__Problem statement__:
Restate the full listing word for word and leave the pictures out.

__Rows__:
....................
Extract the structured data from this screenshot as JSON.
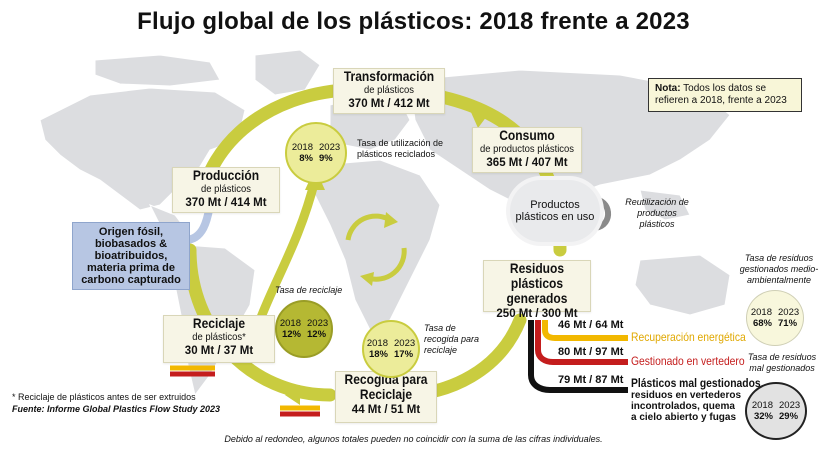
{
  "title": "Flujo global de los plásticos: 2018 frente a 2023",
  "note": {
    "label": "Nota:",
    "text": "Todos los datos se refieren a 2018, frente a 2023"
  },
  "transformation": {
    "title": "Transformación",
    "sub": "de plásticos",
    "value": "370 Mt / 412 Mt"
  },
  "consumption": {
    "title": "Consumo",
    "sub": "de productos plásticos",
    "value": "365 Mt / 407 Mt"
  },
  "production": {
    "title": "Producción",
    "sub": "de plásticos",
    "value": "370 Mt / 414 Mt"
  },
  "origin": {
    "text": "Origen fósil, biobasados & bioatribuidos, materia prima de carbono capturado"
  },
  "products_in_use": {
    "text": "Productos plásticos en uso"
  },
  "reuse": {
    "text": "Reutilización de productos plásticos"
  },
  "waste_generated": {
    "title": "Residuos plásticos generados",
    "value": "250 Mt / 300 Mt"
  },
  "recycling": {
    "title": "Reciclaje",
    "sub": "de plásticos*",
    "value": "30 Mt / 37 Mt"
  },
  "collection": {
    "title": "Recogida para Reciclaje",
    "value": "44 Mt / 51 Mt"
  },
  "recycled_use_rate": {
    "caption": "Tasa de utilización de plásticos reciclados",
    "y1": "2018",
    "y2": "2023",
    "v1": "8%",
    "v2": "9%"
  },
  "recycling_rate": {
    "caption": "Tasa de reciclaje",
    "y1": "2018",
    "y2": "2023",
    "v1": "12%",
    "v2": "12%"
  },
  "collection_rate": {
    "caption": "Tasa de recogida para reciclaje",
    "y1": "2018",
    "y2": "2023",
    "v1": "18%",
    "v2": "17%"
  },
  "env_managed_rate": {
    "caption": "Tasa de residuos gestionados medio-ambientalmente",
    "y1": "2018",
    "y2": "2023",
    "v1": "68%",
    "v2": "71%"
  },
  "mismanaged_rate": {
    "caption": "Tasa de residuos mal gestionados",
    "y1": "2018",
    "y2": "2023",
    "v1": "32%",
    "v2": "29%"
  },
  "flows": {
    "energy": {
      "value": "46 Mt / 64 Mt",
      "label": "Recuperación energética"
    },
    "landfill": {
      "value": "80 Mt / 97 Mt",
      "label": "Gestionado en vertedero"
    },
    "mismanaged": {
      "value": "79 Mt / 87 Mt",
      "label": "Plásticos mal gestionados",
      "sub": "residuos en vertederos incontrolados, quema a cielo abierto y fugas"
    }
  },
  "footnote": "* Reciclaje de plásticos antes de ser extruidos",
  "source": "Fuente: Informe Global Plastics Flow Study 2023",
  "rounding": "Debido al redondeo, algunos totales pueden no coincidir con la suma de las cifras individuales.",
  "colors": {
    "cycle": "#c9cc3f",
    "energy": "#f2b800",
    "landfill": "#c41d1d",
    "mismanaged": "#111111",
    "origin": "#b7c6e3"
  }
}
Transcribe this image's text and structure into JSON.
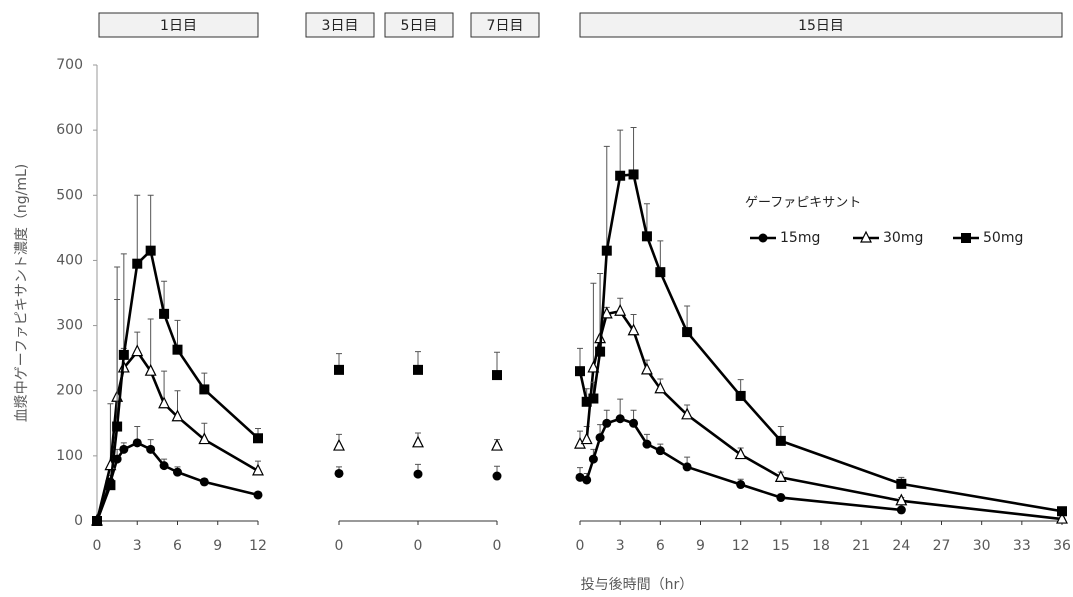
....................
__Answer for the task__:
Extract the structured data from this screenshot as JSON.
{
  "title": "Flujo global de los plásticos: 2018 frente a 2023",
  "note": {
    "label": "Nota:",
    "text": "Todos los datos se refieren a 2018, frente a 2023"
  },
  "transformation": {
    "title": "Transformación",
    "sub": "de plásticos",
    "value": "370 Mt / 412 Mt"
  },
  "consumption": {
    "title": "Consumo",
    "sub": "de productos plásticos",
    "value": "365 Mt / 407 Mt"
  },
  "production": {
    "title": "Producción",
    "sub": "de plásticos",
    "value": "370 Mt / 414 Mt"
  },
  "origin": {
    "text": "Origen fósil, biobasados & bioatribuidos, materia prima de carbono capturado"
  },
  "products_in_use": {
    "text": "Productos plásticos en uso"
  },
  "reuse": {
    "text": "Reutilización de productos plásticos"
  },
  "waste_generated": {
    "title": "Residuos plásticos generados",
    "value": "250 Mt / 300 Mt"
  },
  "recycling": {
    "title": "Reciclaje",
    "sub": "de plásticos*",
    "value": "30 Mt / 37 Mt"
  },
  "collection": {
    "title": "Recogida para Reciclaje",
    "value": "44 Mt / 51 Mt"
  },
  "recycled_use_rate": {
    "caption": "Tasa de utilización de plásticos reciclados",
    "y1": "2018",
    "y2": "2023",
    "v1": "8%",
    "v2": "9%"
  },
  "recycling_rate": {
    "caption": "Tasa de reciclaje",
    "y1": "2018",
    "y2": "2023",
    "v1": "12%",
    "v2": "12%"
  },
  "collection_rate": {
    "caption": "Tasa de recogida para reciclaje",
    "y1": "2018",
    "y2": "2023",
    "v1": "18%",
    "v2": "17%"
  },
  "env_managed_rate": {
    "caption": "Tasa de residuos gestionados medio-ambientalmente",
    "y1": "2018",
    "y2": "2023",
    "v1": "68%",
    "v2": "71%"
  },
  "mismanaged_rate": {
    "caption": "Tasa de residuos mal gestionados",
    "y1": "2018",
    "y2": "2023",
    "v1": "32%",
    "v2": "29%"
  },
  "flows": {
    "energy": {
      "value": "46 Mt / 64 Mt",
      "label": "Recuperación energética"
    },
    "landfill": {
      "value": "80 Mt / 97 Mt",
      "label": "Gestionado en vertedero"
    },
    "mismanaged": {
      "value": "79 Mt / 87 Mt",
      "label": "Plásticos mal gestionados",
      "sub": "residuos en vertederos incontrolados, quema a cielo abierto y fugas"
    }
  },
  "footnote": "* Reciclaje de plásticos antes de ser extruidos",
  "source": "Fuente: Informe Global Plastics Flow Study 2023",
  "rounding": "Debido al redondeo, algunos totales pueden no coincidir con la suma de las cifras individuales.",
  "colors": {
    "cycle": "#c9cc3f",
    "energy": "#f2b800",
    "landfill": "#c41d1d",
    "mismanaged": "#111111",
    "origin": "#b7c6e3"
  }
}
Transcribe this image's text and structure into JSON.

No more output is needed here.